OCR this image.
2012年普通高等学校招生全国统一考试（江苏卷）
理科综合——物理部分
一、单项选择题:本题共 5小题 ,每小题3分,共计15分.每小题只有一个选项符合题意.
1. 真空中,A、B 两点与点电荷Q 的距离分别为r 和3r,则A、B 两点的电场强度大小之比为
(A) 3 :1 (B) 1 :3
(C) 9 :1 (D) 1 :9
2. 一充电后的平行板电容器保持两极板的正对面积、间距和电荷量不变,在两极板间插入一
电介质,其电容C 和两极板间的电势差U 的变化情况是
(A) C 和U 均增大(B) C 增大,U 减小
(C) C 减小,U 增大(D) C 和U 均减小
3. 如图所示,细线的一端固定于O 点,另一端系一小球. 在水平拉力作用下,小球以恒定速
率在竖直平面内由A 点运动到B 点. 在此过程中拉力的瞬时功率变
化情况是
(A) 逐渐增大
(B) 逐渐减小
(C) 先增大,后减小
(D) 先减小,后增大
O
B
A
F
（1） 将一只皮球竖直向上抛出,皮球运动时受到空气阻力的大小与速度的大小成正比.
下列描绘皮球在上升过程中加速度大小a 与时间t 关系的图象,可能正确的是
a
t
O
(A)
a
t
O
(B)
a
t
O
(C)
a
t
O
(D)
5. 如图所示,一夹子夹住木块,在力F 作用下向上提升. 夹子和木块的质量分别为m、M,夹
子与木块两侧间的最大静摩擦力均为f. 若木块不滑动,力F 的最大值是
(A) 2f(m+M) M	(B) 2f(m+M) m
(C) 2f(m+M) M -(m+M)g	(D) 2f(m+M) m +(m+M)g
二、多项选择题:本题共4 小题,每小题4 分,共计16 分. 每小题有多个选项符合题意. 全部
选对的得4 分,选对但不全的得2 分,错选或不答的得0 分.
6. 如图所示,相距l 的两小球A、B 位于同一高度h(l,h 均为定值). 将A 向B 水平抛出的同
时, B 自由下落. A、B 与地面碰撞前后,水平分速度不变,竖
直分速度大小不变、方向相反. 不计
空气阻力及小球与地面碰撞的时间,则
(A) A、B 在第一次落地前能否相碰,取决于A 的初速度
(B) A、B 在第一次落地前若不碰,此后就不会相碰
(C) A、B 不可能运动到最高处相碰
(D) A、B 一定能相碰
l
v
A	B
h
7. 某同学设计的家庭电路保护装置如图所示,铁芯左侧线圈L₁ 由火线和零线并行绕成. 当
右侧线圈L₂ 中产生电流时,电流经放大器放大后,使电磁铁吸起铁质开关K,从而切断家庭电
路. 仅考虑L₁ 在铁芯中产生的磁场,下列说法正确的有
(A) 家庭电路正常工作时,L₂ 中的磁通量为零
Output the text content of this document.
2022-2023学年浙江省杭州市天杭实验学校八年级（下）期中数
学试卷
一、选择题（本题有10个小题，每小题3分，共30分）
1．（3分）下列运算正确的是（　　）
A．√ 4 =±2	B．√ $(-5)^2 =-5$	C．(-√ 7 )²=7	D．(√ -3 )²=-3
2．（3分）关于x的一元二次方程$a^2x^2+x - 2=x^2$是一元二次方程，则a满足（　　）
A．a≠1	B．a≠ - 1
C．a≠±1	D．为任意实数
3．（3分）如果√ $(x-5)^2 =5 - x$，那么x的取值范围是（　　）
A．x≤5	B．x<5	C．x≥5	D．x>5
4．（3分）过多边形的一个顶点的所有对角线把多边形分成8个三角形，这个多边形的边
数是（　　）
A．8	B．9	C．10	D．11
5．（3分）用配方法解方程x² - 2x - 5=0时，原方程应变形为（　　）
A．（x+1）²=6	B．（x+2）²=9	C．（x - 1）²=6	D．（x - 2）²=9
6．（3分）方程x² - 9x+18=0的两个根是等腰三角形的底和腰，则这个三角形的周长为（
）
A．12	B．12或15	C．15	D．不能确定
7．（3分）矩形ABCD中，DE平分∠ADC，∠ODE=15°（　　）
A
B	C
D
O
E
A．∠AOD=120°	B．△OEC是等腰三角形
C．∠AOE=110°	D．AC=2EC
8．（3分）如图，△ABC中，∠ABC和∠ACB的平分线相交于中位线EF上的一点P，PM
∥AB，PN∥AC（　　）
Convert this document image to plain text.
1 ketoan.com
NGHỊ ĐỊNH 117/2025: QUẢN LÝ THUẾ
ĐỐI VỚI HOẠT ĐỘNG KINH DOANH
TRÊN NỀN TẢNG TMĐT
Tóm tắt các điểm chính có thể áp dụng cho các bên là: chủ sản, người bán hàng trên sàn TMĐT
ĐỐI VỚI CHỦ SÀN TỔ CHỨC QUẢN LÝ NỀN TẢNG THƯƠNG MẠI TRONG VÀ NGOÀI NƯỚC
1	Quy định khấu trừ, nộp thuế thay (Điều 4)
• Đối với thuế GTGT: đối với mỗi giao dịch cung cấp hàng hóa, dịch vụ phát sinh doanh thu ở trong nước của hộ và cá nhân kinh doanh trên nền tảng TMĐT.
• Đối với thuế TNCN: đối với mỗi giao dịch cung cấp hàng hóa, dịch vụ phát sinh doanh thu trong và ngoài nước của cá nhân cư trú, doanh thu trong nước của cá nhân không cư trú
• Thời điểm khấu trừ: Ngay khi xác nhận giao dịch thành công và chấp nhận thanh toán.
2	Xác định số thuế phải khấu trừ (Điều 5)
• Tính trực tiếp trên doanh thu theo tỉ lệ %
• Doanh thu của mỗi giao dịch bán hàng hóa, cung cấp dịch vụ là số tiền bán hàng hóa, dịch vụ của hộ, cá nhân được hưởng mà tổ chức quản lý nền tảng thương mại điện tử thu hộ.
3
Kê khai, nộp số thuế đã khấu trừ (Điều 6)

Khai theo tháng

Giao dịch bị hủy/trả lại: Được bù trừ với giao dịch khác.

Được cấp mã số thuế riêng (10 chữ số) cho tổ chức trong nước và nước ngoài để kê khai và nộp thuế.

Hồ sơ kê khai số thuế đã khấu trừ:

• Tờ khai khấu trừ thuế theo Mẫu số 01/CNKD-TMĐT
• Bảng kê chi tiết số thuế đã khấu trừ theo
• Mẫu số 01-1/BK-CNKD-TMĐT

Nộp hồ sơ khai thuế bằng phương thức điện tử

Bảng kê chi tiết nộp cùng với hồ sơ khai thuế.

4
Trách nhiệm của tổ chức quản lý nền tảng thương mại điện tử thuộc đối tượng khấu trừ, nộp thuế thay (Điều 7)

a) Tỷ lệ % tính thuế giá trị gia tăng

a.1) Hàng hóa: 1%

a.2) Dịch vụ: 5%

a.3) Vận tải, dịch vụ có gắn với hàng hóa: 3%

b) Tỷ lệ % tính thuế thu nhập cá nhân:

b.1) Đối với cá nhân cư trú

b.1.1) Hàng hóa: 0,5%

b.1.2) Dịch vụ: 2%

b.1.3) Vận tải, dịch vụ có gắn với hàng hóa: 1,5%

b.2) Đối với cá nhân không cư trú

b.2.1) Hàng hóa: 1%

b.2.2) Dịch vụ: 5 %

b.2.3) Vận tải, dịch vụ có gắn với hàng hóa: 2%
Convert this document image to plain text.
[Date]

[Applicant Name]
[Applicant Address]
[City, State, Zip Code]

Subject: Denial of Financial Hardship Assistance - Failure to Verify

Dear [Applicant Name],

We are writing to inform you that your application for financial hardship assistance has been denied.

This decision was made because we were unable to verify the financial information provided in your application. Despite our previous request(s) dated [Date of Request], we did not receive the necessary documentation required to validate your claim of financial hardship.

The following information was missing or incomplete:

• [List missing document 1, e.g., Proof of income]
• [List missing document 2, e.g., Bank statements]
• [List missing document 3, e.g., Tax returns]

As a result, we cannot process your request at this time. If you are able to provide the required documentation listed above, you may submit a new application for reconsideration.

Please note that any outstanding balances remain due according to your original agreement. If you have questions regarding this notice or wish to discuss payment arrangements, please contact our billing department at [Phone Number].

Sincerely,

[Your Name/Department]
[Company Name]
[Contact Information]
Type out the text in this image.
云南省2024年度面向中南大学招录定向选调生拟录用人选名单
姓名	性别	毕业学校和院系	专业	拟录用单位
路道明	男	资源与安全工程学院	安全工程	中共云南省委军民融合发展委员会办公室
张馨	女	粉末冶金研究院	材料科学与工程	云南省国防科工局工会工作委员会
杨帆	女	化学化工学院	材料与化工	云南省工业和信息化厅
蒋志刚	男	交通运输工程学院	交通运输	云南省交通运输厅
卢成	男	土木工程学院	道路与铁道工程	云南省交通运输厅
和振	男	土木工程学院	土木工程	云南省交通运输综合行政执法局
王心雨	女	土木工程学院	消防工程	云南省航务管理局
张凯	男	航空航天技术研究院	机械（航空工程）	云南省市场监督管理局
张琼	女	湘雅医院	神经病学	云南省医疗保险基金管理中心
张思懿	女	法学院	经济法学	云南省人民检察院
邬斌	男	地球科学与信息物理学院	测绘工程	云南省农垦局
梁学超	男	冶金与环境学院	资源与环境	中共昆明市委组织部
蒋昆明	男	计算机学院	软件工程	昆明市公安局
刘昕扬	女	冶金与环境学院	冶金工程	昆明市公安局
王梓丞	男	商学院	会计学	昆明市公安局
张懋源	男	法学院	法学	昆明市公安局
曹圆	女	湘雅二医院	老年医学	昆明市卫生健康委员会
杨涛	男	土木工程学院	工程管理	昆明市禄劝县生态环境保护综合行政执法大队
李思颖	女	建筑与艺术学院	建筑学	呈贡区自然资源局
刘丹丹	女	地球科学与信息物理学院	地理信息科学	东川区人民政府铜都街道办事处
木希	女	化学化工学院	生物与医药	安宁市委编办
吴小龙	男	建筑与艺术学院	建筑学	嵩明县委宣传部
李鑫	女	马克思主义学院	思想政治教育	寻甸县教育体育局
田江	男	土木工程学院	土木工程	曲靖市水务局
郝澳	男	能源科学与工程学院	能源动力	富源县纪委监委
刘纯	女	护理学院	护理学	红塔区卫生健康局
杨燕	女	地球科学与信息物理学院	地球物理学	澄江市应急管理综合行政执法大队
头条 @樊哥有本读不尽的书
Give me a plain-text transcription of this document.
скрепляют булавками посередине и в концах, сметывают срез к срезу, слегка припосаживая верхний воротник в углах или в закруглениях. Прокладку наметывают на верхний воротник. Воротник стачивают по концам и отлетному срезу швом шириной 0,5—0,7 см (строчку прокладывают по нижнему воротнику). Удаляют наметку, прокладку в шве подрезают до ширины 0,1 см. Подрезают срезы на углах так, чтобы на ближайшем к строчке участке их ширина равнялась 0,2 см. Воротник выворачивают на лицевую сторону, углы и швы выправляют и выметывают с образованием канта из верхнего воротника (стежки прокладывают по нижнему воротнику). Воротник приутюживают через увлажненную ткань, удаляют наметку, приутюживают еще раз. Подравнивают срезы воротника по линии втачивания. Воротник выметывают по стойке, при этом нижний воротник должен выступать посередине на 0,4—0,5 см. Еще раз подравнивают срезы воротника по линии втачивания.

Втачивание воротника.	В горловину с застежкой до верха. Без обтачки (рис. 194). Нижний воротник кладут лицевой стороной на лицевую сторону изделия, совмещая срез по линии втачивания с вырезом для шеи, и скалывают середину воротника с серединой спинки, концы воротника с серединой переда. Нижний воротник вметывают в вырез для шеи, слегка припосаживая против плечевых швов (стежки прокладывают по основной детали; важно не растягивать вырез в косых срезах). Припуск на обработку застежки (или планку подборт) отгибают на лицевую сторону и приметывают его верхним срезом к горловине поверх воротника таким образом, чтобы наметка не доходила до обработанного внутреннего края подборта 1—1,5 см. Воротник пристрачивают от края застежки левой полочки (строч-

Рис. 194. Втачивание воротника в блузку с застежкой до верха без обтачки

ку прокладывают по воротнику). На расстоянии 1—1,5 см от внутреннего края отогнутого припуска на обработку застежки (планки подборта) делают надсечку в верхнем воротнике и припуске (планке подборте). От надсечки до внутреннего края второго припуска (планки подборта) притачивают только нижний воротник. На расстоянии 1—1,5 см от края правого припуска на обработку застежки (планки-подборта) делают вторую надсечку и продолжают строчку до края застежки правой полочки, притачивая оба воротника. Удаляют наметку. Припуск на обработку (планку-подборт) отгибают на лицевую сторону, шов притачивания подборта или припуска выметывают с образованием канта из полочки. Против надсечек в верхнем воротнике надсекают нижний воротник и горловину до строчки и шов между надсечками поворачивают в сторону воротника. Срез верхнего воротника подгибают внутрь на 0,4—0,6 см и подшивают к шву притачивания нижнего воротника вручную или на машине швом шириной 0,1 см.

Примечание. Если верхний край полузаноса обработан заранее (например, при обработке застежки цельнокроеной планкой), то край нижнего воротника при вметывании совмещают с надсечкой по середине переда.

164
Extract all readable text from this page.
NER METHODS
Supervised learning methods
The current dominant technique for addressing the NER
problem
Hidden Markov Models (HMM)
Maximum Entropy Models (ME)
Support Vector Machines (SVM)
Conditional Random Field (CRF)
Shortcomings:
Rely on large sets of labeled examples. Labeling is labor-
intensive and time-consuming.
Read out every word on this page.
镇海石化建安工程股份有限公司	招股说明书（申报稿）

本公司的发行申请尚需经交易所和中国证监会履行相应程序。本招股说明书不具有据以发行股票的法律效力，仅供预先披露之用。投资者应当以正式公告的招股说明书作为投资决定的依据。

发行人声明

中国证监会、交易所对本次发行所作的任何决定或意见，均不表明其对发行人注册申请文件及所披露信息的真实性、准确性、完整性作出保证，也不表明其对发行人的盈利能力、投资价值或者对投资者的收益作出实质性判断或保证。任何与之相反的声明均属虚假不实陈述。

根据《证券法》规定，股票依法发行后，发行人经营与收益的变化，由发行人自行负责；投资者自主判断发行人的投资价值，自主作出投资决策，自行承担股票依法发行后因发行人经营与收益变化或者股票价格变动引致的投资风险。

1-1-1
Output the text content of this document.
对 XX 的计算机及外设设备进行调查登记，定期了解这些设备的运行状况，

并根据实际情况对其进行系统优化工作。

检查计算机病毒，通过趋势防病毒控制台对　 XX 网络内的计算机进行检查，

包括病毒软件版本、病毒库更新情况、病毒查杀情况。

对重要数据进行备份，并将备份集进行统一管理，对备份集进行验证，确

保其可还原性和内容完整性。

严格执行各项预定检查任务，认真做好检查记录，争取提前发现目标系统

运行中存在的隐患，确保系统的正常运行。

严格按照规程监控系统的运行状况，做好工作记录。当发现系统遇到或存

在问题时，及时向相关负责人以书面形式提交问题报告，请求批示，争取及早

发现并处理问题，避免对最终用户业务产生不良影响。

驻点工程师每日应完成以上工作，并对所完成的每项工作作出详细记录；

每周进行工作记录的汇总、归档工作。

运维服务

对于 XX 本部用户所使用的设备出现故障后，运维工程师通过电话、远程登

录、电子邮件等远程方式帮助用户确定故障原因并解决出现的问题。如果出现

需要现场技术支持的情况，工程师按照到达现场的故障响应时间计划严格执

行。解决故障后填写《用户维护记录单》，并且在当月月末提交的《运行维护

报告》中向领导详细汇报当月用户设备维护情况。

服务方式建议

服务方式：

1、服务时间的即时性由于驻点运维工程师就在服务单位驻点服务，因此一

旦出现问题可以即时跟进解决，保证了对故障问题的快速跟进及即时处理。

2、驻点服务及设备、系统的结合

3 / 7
■ ■ ■ ■ ■
From the data above, copy each line that has the string "Applicant".

[Applicant Name]
[Applicant Address]
Dear [Applicant Name],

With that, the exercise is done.